▸ To do
Make an exact transcription of the material, leaving out all images.

-- Start Information shown --

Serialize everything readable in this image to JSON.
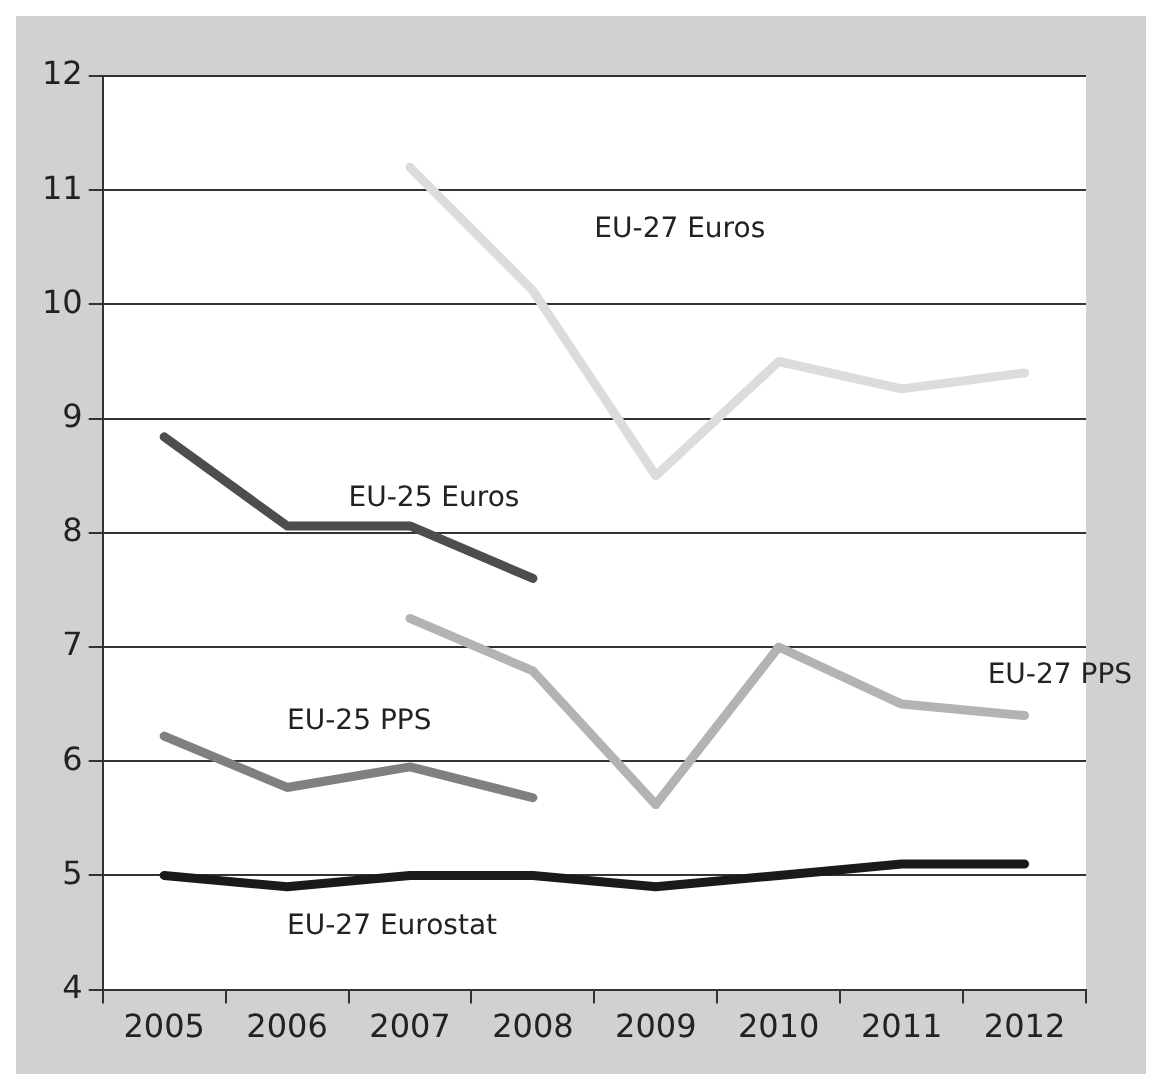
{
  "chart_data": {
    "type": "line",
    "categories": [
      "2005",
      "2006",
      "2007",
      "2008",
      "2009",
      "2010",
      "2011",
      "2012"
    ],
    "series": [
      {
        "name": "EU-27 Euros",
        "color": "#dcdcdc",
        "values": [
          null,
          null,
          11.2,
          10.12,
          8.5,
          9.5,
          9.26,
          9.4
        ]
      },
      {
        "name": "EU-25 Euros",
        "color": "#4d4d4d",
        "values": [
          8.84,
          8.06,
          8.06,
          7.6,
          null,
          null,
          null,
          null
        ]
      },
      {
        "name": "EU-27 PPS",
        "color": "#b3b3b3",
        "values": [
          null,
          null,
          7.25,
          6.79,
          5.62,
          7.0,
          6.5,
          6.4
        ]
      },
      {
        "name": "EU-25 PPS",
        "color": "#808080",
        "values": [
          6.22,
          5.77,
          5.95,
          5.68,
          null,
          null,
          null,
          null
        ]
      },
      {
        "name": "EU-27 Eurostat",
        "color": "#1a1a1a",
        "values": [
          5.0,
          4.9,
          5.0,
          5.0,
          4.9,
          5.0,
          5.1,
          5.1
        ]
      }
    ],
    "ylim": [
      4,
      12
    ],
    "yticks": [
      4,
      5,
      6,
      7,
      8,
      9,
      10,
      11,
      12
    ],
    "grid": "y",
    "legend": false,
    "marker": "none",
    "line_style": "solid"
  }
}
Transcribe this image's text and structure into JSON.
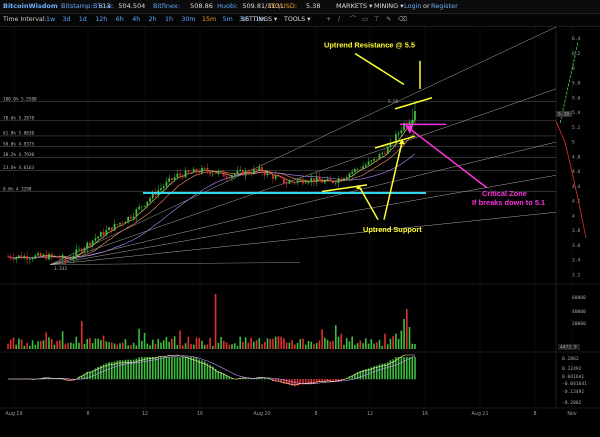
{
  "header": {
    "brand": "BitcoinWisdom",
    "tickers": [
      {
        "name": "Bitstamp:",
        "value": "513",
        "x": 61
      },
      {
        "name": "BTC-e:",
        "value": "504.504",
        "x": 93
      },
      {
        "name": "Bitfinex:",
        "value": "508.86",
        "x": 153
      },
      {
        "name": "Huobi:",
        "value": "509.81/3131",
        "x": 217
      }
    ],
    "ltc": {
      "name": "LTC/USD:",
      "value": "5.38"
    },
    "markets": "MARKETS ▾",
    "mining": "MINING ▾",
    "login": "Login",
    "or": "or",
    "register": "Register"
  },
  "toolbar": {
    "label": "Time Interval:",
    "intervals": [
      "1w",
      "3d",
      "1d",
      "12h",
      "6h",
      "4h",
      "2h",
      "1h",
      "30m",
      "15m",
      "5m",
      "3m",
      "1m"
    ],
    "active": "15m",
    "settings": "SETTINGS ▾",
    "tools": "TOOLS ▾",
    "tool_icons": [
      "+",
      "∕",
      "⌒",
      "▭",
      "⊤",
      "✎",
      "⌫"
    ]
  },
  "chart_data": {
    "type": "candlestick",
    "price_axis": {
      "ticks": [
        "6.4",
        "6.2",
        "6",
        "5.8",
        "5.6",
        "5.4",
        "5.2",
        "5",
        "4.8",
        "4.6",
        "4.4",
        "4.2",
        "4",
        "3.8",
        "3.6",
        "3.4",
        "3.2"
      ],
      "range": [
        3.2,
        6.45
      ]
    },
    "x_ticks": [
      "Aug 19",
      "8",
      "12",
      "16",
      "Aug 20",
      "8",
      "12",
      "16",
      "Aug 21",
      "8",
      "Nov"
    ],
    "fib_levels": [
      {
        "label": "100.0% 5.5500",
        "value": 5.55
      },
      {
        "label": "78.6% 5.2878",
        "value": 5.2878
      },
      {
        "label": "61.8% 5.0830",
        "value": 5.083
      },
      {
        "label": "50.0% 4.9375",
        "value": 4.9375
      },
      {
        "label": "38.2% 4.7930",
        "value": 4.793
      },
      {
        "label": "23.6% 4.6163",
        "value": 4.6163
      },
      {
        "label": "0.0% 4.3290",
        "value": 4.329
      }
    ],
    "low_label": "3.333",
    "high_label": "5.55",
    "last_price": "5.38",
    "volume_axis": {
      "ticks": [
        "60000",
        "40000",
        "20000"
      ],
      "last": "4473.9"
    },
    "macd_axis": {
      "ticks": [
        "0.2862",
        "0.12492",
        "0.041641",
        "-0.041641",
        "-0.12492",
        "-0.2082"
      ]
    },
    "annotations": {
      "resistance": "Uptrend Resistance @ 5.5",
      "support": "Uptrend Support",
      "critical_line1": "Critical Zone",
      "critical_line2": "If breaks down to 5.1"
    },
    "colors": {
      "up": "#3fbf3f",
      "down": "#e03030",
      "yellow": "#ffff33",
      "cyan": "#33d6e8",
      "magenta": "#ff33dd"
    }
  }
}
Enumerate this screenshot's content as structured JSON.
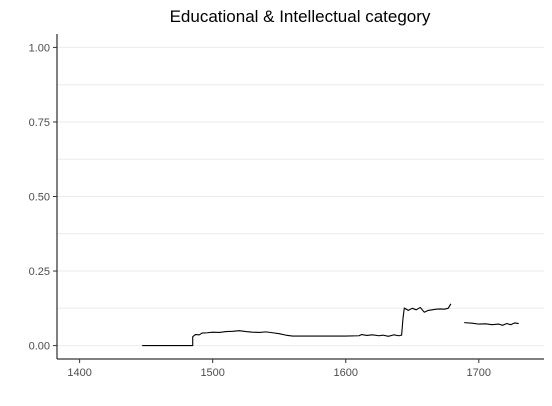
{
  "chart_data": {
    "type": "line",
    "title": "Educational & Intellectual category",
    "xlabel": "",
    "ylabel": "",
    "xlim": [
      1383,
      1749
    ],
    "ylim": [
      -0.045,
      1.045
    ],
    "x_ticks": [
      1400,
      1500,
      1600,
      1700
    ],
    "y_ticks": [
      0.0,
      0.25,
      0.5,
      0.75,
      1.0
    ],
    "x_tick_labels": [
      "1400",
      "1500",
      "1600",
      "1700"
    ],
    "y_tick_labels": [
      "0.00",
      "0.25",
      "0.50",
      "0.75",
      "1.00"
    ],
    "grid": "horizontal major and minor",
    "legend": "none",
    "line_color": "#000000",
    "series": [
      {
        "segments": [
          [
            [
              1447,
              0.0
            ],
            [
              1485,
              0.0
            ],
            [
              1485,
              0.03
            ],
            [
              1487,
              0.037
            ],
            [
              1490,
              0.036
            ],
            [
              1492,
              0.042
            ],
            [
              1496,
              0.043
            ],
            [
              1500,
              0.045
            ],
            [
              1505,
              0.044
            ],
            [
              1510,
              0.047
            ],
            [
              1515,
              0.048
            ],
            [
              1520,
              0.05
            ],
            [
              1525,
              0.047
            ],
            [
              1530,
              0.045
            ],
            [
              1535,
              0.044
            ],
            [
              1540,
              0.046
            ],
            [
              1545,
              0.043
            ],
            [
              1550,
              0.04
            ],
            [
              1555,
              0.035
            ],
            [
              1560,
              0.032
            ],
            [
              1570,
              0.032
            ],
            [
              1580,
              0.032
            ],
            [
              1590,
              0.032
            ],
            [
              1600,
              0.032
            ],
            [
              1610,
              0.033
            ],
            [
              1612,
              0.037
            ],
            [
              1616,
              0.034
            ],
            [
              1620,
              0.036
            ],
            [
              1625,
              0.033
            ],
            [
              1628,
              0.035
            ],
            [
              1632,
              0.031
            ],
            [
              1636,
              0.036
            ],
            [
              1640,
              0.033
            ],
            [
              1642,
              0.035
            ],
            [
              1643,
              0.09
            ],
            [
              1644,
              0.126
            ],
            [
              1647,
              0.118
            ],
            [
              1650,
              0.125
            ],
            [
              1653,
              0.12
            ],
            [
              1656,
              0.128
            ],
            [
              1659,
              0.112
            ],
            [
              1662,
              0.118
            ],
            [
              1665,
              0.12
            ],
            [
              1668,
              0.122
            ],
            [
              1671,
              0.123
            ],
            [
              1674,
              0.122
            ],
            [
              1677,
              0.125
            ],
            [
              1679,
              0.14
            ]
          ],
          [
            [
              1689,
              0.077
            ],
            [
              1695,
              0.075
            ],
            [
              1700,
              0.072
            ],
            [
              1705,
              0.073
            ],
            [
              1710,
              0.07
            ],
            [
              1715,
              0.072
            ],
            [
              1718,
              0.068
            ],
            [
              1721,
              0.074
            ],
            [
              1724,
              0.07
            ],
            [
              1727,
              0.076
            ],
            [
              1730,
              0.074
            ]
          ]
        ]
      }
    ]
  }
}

-- End Information shown --

▸ Task output
Serialize everything readable in this image to JSON.
{
  "chart_data": {
    "type": "line",
    "categories": [
      "2005",
      "2006",
      "2007",
      "2008",
      "2009",
      "2010",
      "2011",
      "2012"
    ],
    "series": [
      {
        "name": "EU-27 Euros",
        "color": "#dcdcdc",
        "values": [
          null,
          null,
          11.2,
          10.12,
          8.5,
          9.5,
          9.26,
          9.4
        ]
      },
      {
        "name": "EU-25 Euros",
        "color": "#4d4d4d",
        "values": [
          8.84,
          8.06,
          8.06,
          7.6,
          null,
          null,
          null,
          null
        ]
      },
      {
        "name": "EU-27 PPS",
        "color": "#b3b3b3",
        "values": [
          null,
          null,
          7.25,
          6.79,
          5.62,
          7.0,
          6.5,
          6.4
        ]
      },
      {
        "name": "EU-25 PPS",
        "color": "#808080",
        "values": [
          6.22,
          5.77,
          5.95,
          5.68,
          null,
          null,
          null,
          null
        ]
      },
      {
        "name": "EU-27 Eurostat",
        "color": "#1a1a1a",
        "values": [
          5.0,
          4.9,
          5.0,
          5.0,
          4.9,
          5.0,
          5.1,
          5.1
        ]
      }
    ],
    "ylim": [
      4,
      12
    ],
    "yticks": [
      4,
      5,
      6,
      7,
      8,
      9,
      10,
      11,
      12
    ],
    "grid": "y",
    "legend": false,
    "marker": "none",
    "line_style": "solid"
  }
}
Transcribe this image's text and structure into JSON.
{
  "header": {
    "brand": "BitcoinWisdom",
    "tickers": [
      {
        "name": "Bitstamp:",
        "value": "513",
        "x": 61
      },
      {
        "name": "BTC-e:",
        "value": "504.504",
        "x": 93
      },
      {
        "name": "Bitfinex:",
        "value": "508.86",
        "x": 153
      },
      {
        "name": "Huobi:",
        "value": "509.81/3131",
        "x": 217
      }
    ],
    "ltc": {
      "name": "LTC/USD:",
      "value": "5.38"
    },
    "markets": "MARKETS ▾",
    "mining": "MINING ▾",
    "login": "Login",
    "or": "or",
    "register": "Register"
  },
  "toolbar": {
    "label": "Time Interval:",
    "intervals": [
      "1w",
      "3d",
      "1d",
      "12h",
      "6h",
      "4h",
      "2h",
      "1h",
      "30m",
      "15m",
      "5m",
      "3m",
      "1m"
    ],
    "active": "15m",
    "settings": "SETTINGS ▾",
    "tools": "TOOLS ▾",
    "tool_icons": [
      "+",
      "∕",
      "⌒",
      "▭",
      "⊤",
      "✎",
      "⌫"
    ]
  },
  "chart_data": {
    "type": "candlestick",
    "price_axis": {
      "ticks": [
        "6.4",
        "6.2",
        "6",
        "5.8",
        "5.6",
        "5.4",
        "5.2",
        "5",
        "4.8",
        "4.6",
        "4.4",
        "4.2",
        "4",
        "3.8",
        "3.6",
        "3.4",
        "3.2"
      ],
      "range": [
        3.2,
        6.45
      ]
    },
    "x_ticks": [
      "Aug 19",
      "8",
      "12",
      "16",
      "Aug 20",
      "8",
      "12",
      "16",
      "Aug 21",
      "8",
      "Nov"
    ],
    "fib_levels": [
      {
        "label": "100.0% 5.5500",
        "value": 5.55
      },
      {
        "label": "78.6% 5.2878",
        "value": 5.2878
      },
      {
        "label": "61.8% 5.0830",
        "value": 5.083
      },
      {
        "label": "50.0% 4.9375",
        "value": 4.9375
      },
      {
        "label": "38.2% 4.7930",
        "value": 4.793
      },
      {
        "label": "23.6% 4.6163",
        "value": 4.6163
      },
      {
        "label": "0.0% 4.3290",
        "value": 4.329
      }
    ],
    "low_label": "3.333",
    "high_label": "5.55",
    "last_price": "5.38",
    "volume_axis": {
      "ticks": [
        "60000",
        "40000",
        "20000"
      ],
      "last": "4473.9"
    },
    "macd_axis": {
      "ticks": [
        "0.2862",
        "0.12492",
        "0.041641",
        "-0.041641",
        "-0.12492",
        "-0.2082"
      ]
    },
    "annotations": {
      "resistance": "Uptrend Resistance @ 5.5",
      "support": "Uptrend Support",
      "critical_line1": "Critical Zone",
      "critical_line2": "If breaks down to 5.1"
    },
    "colors": {
      "up": "#3fbf3f",
      "down": "#e03030",
      "yellow": "#ffff33",
      "cyan": "#33d6e8",
      "magenta": "#ff33dd"
    }
  }
}
Enumerate this screenshot's content as structured JSON.
{
  "chart_data": {
    "type": "line",
    "title": "Educational & Intellectual category",
    "xlabel": "",
    "ylabel": "",
    "xlim": [
      1383,
      1749
    ],
    "ylim": [
      -0.045,
      1.045
    ],
    "x_ticks": [
      1400,
      1500,
      1600,
      1700
    ],
    "y_ticks": [
      0.0,
      0.25,
      0.5,
      0.75,
      1.0
    ],
    "x_tick_labels": [
      "1400",
      "1500",
      "1600",
      "1700"
    ],
    "y_tick_labels": [
      "0.00",
      "0.25",
      "0.50",
      "0.75",
      "1.00"
    ],
    "grid": "horizontal major and minor",
    "legend": "none",
    "line_color": "#000000",
    "series": [
      {
        "segments": [
          [
            [
              1447,
              0.0
            ],
            [
              1485,
              0.0
            ],
            [
              1485,
              0.03
            ],
            [
              1487,
              0.037
            ],
            [
              1490,
              0.036
            ],
            [
              1492,
              0.042
            ],
            [
              1496,
              0.043
            ],
            [
              1500,
              0.045
            ],
            [
              1505,
              0.044
            ],
            [
              1510,
              0.047
            ],
            [
              1515,
              0.048
            ],
            [
              1520,
              0.05
            ],
            [
              1525,
              0.047
            ],
            [
              1530,
              0.045
            ],
            [
              1535,
              0.044
            ],
            [
              1540,
              0.046
            ],
            [
              1545,
              0.043
            ],
            [
              1550,
              0.04
            ],
            [
              1555,
              0.035
            ],
            [
              1560,
              0.032
            ],
            [
              1570,
              0.032
            ],
            [
              1580,
              0.032
            ],
            [
              1590,
              0.032
            ],
            [
              1600,
              0.032
            ],
            [
              1610,
              0.033
            ],
            [
              1612,
              0.037
            ],
            [
              1616,
              0.034
            ],
            [
              1620,
              0.036
            ],
            [
              1625,
              0.033
            ],
            [
              1628,
              0.035
            ],
            [
              1632,
              0.031
            ],
            [
              1636,
              0.036
            ],
            [
              1640,
              0.033
            ],
            [
              1642,
              0.035
            ],
            [
              1643,
              0.09
            ],
            [
              1644,
              0.126
            ],
            [
              1647,
              0.118
            ],
            [
              1650,
              0.125
            ],
            [
              1653,
              0.12
            ],
            [
              1656,
              0.128
            ],
            [
              1659,
              0.112
            ],
            [
              1662,
              0.118
            ],
            [
              1665,
              0.12
            ],
            [
              1668,
              0.122
            ],
            [
              1671,
              0.123
            ],
            [
              1674,
              0.122
            ],
            [
              1677,
              0.125
            ],
            [
              1679,
              0.14
            ]
          ],
          [
            [
              1689,
              0.077
            ],
            [
              1695,
              0.075
            ],
            [
              1700,
              0.072
            ],
            [
              1705,
              0.073
            ],
            [
              1710,
              0.07
            ],
            [
              1715,
              0.072
            ],
            [
              1718,
              0.068
            ],
            [
              1721,
              0.074
            ],
            [
              1724,
              0.07
            ],
            [
              1727,
              0.076
            ],
            [
              1730,
              0.074
            ]
          ]
        ]
      }
    ]
  }
}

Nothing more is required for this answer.